>>>>>
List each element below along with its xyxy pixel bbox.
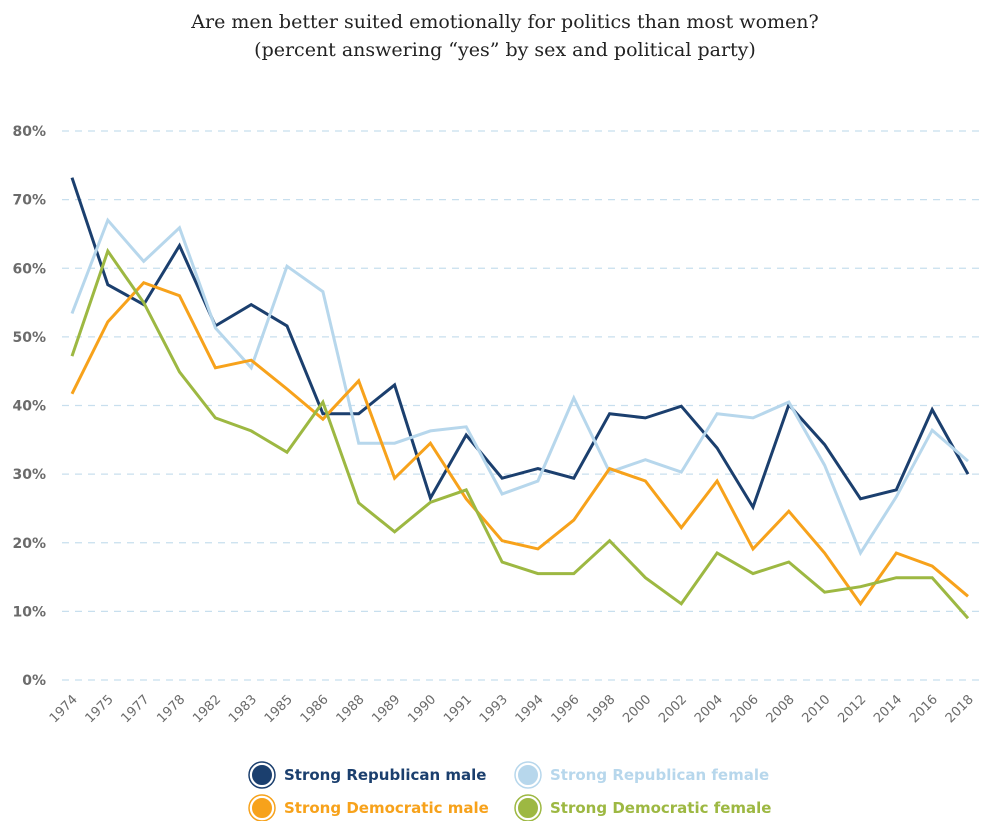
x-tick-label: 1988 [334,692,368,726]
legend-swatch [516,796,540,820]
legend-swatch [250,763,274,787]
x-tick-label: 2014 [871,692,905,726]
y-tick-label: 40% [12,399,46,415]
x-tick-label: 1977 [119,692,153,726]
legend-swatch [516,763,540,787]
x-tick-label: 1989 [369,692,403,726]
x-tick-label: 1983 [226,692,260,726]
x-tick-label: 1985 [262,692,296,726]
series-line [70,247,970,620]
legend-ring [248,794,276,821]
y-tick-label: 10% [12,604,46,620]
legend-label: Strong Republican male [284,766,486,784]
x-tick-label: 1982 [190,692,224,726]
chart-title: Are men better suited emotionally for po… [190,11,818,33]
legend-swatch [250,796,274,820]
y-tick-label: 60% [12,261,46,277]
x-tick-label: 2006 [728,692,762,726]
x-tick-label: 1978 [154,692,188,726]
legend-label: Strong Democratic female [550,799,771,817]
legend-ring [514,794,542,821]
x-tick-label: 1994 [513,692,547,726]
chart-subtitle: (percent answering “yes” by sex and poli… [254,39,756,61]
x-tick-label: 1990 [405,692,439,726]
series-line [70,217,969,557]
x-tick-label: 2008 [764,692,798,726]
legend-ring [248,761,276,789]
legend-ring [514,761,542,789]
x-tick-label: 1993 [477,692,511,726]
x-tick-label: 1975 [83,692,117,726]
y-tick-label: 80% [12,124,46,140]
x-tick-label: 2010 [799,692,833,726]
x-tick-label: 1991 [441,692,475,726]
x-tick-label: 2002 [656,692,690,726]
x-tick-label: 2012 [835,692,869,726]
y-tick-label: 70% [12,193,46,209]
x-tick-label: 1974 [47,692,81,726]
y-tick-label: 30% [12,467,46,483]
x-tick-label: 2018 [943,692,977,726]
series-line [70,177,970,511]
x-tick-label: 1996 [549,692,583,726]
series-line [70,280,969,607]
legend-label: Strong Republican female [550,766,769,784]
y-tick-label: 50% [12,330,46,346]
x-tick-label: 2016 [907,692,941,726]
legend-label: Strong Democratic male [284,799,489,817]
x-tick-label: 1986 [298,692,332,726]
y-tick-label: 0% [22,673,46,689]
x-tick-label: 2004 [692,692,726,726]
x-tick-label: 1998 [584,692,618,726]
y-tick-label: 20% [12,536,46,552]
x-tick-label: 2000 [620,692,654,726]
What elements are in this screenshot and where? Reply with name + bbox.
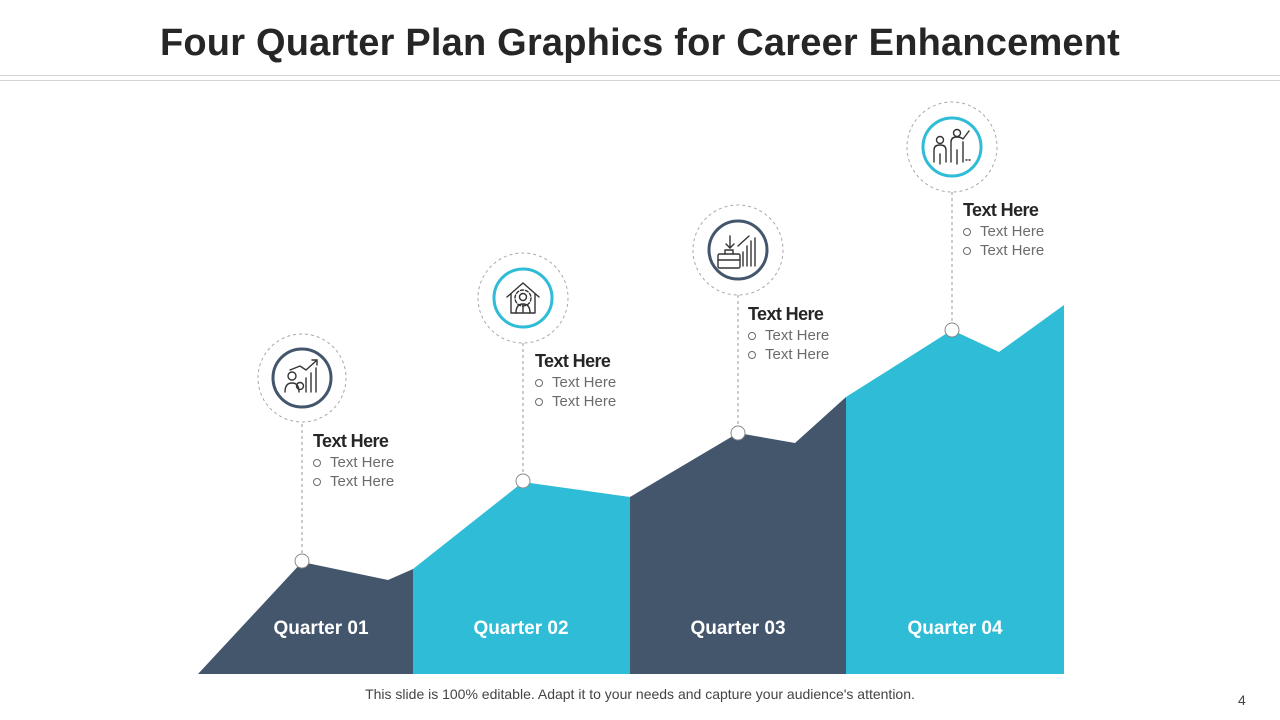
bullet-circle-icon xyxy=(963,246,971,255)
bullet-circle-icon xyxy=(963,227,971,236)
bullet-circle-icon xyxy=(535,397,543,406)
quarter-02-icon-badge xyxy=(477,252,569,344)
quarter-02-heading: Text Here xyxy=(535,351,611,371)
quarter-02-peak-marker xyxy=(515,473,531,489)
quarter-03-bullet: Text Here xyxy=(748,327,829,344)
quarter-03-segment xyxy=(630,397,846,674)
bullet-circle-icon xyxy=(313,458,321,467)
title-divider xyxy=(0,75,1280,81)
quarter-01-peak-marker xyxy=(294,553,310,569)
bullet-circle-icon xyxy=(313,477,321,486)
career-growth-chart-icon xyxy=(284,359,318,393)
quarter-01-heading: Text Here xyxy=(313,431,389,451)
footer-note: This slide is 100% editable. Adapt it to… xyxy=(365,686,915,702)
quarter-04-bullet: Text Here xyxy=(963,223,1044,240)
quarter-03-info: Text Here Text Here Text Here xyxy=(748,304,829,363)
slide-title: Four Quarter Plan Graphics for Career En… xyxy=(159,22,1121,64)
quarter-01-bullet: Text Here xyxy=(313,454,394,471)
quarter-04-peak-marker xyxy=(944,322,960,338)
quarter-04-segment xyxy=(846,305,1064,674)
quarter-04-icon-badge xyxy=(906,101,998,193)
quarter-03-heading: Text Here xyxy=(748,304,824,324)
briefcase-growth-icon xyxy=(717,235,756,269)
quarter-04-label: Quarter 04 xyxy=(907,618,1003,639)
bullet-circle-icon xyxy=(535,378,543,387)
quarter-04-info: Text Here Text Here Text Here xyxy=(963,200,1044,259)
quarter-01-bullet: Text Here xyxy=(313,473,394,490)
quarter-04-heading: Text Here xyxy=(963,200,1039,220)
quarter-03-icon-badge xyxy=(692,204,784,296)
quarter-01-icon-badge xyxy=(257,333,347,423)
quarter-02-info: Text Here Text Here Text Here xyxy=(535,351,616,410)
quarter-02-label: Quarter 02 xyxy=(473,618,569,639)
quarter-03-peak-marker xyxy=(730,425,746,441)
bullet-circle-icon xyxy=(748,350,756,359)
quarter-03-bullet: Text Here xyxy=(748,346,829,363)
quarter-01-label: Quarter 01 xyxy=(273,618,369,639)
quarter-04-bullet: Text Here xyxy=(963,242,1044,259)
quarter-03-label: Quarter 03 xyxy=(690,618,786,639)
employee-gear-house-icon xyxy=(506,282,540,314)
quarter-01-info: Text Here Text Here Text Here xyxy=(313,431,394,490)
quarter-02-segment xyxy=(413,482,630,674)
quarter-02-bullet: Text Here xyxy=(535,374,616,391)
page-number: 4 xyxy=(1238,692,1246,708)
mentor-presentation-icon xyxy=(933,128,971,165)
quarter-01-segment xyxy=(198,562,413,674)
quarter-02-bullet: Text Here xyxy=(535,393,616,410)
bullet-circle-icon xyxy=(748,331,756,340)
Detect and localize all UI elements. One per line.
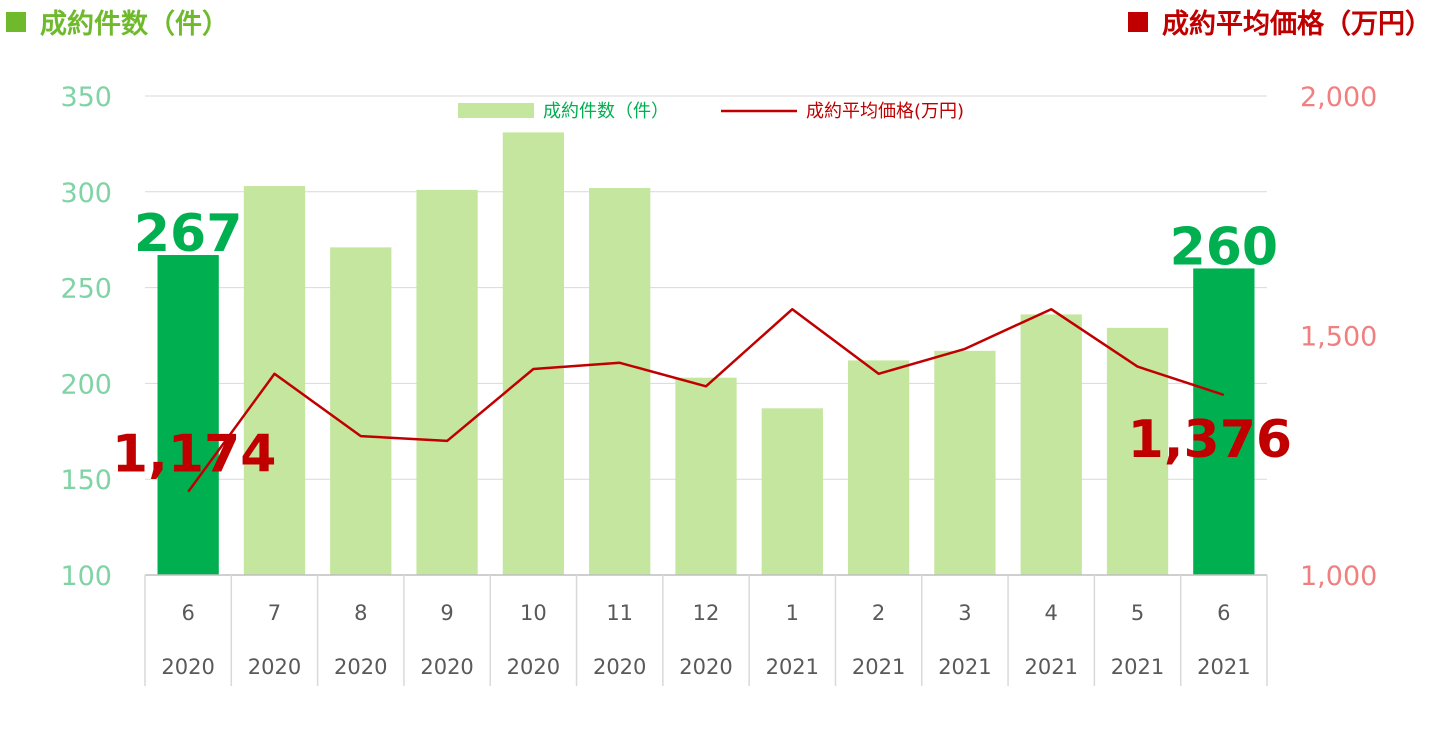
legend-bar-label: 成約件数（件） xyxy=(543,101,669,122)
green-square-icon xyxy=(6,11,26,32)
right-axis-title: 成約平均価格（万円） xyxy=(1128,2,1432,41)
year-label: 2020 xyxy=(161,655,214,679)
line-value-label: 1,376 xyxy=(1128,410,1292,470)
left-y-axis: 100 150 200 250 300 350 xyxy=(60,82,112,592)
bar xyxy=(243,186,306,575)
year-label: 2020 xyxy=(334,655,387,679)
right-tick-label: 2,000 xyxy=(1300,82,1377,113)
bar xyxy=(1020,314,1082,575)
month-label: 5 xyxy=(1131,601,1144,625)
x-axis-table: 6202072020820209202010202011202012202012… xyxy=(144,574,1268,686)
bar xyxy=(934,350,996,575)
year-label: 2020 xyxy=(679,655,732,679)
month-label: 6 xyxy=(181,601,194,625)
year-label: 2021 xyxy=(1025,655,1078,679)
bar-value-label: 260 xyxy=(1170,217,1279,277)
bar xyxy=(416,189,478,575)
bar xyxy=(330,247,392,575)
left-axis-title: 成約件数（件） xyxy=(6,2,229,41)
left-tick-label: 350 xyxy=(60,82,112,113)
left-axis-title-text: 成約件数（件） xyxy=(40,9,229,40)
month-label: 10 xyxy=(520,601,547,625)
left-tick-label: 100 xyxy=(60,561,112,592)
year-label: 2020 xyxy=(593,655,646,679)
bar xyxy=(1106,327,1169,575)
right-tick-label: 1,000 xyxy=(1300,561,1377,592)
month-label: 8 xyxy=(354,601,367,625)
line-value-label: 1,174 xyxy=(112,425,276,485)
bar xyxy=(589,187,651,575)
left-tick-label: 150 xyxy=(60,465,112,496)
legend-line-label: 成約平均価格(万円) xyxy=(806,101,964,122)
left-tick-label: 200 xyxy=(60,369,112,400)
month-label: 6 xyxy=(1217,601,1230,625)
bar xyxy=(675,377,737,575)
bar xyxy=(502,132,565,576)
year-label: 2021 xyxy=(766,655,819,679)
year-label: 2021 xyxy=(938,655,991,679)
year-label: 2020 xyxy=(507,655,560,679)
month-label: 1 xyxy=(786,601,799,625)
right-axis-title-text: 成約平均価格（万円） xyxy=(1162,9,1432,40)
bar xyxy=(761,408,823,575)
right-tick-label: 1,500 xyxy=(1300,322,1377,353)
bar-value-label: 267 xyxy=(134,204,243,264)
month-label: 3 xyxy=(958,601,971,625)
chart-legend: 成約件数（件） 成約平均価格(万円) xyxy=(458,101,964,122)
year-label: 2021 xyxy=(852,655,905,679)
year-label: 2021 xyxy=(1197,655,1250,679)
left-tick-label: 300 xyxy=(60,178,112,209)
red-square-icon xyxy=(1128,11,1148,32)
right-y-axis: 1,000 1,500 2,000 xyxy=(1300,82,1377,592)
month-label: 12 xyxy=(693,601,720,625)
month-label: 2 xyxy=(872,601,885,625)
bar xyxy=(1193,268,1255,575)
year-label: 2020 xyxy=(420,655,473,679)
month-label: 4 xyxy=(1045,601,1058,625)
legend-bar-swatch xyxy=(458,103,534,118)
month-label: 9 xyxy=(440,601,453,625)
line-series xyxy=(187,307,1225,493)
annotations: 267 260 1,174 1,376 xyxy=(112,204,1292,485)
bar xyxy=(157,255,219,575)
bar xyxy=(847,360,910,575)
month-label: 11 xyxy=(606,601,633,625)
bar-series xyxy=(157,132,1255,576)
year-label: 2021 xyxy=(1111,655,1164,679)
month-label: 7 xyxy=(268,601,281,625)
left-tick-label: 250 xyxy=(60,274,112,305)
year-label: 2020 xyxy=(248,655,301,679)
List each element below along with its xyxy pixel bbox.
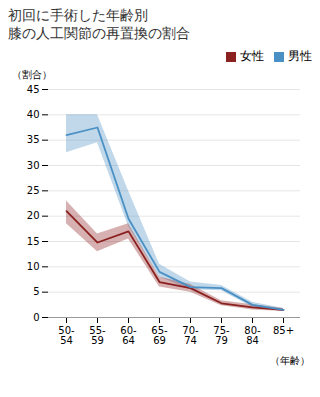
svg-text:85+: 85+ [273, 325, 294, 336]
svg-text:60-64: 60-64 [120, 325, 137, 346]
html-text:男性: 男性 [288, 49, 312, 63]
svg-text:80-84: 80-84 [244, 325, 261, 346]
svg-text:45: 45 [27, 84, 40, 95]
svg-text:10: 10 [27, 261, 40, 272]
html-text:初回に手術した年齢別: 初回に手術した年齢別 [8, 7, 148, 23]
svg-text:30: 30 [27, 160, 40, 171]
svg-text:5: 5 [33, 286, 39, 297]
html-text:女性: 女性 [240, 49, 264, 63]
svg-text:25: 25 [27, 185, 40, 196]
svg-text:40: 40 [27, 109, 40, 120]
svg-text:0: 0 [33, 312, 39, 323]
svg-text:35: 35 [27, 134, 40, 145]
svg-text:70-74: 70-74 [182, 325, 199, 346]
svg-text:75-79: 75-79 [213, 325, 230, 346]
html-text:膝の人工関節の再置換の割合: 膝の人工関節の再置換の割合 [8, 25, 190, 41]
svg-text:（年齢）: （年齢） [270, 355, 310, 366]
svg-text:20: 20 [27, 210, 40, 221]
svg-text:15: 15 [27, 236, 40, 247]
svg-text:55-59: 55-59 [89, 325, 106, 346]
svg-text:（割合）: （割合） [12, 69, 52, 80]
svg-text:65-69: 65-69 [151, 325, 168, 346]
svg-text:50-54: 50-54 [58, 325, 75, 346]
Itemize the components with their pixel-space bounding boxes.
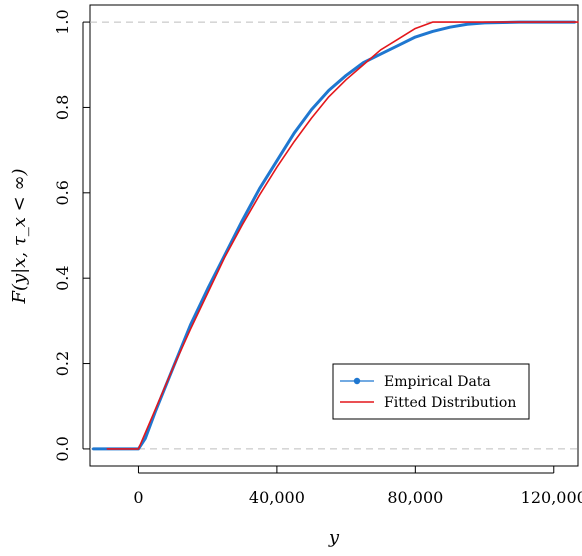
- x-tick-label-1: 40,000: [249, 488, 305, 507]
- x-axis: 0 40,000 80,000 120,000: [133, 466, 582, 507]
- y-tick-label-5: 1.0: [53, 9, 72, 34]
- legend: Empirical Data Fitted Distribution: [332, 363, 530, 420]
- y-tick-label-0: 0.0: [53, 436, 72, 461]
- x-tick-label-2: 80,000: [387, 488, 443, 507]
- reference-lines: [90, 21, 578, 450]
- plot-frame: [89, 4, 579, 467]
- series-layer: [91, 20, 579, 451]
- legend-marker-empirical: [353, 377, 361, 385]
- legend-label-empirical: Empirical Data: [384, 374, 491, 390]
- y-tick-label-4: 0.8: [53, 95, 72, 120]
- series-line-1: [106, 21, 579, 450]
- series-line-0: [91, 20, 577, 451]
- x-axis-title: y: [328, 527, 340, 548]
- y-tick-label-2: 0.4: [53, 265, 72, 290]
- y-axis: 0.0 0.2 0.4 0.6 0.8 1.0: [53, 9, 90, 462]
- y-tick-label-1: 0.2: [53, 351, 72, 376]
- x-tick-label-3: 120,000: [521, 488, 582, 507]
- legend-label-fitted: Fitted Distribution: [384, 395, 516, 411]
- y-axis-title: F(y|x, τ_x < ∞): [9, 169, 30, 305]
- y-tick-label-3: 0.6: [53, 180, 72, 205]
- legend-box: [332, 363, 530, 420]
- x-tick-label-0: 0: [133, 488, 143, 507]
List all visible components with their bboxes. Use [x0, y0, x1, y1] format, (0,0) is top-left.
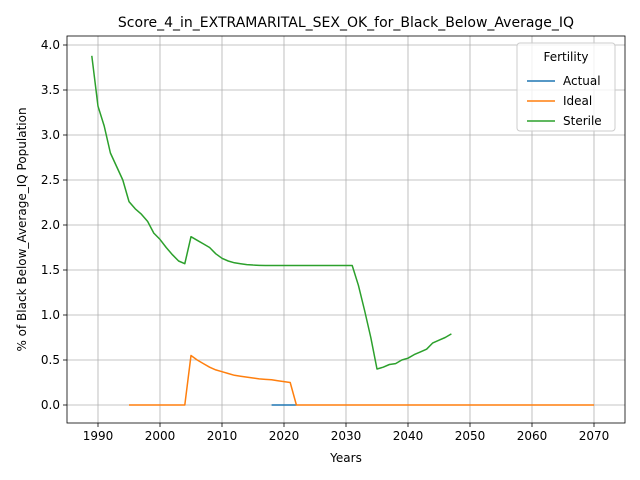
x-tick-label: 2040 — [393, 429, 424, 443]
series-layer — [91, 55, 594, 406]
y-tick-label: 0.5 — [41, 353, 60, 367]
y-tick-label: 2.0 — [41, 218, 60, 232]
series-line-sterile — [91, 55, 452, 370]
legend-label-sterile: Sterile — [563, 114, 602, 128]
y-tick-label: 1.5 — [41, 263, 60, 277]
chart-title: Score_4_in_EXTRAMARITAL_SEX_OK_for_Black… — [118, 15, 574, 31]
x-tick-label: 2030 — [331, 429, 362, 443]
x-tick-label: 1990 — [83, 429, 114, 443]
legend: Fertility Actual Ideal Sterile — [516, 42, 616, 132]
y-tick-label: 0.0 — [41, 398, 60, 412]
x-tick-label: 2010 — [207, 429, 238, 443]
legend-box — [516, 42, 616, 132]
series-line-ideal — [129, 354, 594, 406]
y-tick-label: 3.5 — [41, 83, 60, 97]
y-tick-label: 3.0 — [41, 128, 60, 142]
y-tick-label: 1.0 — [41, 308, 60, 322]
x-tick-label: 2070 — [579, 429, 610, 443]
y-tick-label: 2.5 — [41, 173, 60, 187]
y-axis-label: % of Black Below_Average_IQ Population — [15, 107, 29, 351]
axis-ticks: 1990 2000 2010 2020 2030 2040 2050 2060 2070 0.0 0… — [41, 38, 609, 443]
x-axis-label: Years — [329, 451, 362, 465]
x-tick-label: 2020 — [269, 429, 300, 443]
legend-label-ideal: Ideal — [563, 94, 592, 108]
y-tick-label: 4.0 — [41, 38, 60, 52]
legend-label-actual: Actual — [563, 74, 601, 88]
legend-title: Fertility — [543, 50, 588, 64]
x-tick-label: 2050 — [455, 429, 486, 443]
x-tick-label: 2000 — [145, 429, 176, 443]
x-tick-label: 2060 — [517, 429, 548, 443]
<<<<<
Exercise objective: Begin at the line of the material that has "x-tick-label: 2040 — [393, 429, 424, 443]" and stop after the line that has "x-tick-label: 1990 — [83, 429, 114, 443]". Reproduce only those lines, substituting "x-axis-tick" for "x-tick-label" and leaving everything else unchanged.

Task result:
x-axis-tick: 2040 — [393, 429, 424, 443]
series-layer — [91, 55, 594, 406]
y-tick-label: 0.5 — [41, 353, 60, 367]
y-tick-label: 2.0 — [41, 218, 60, 232]
series-line-sterile — [91, 55, 452, 370]
legend-label-sterile: Sterile — [563, 114, 602, 128]
y-tick-label: 1.5 — [41, 263, 60, 277]
chart-title: Score_4_in_EXTRAMARITAL_SEX_OK_for_Black… — [118, 15, 574, 31]
x-axis-tick: 2030 — [331, 429, 362, 443]
x-axis-tick: 1990 — [83, 429, 114, 443]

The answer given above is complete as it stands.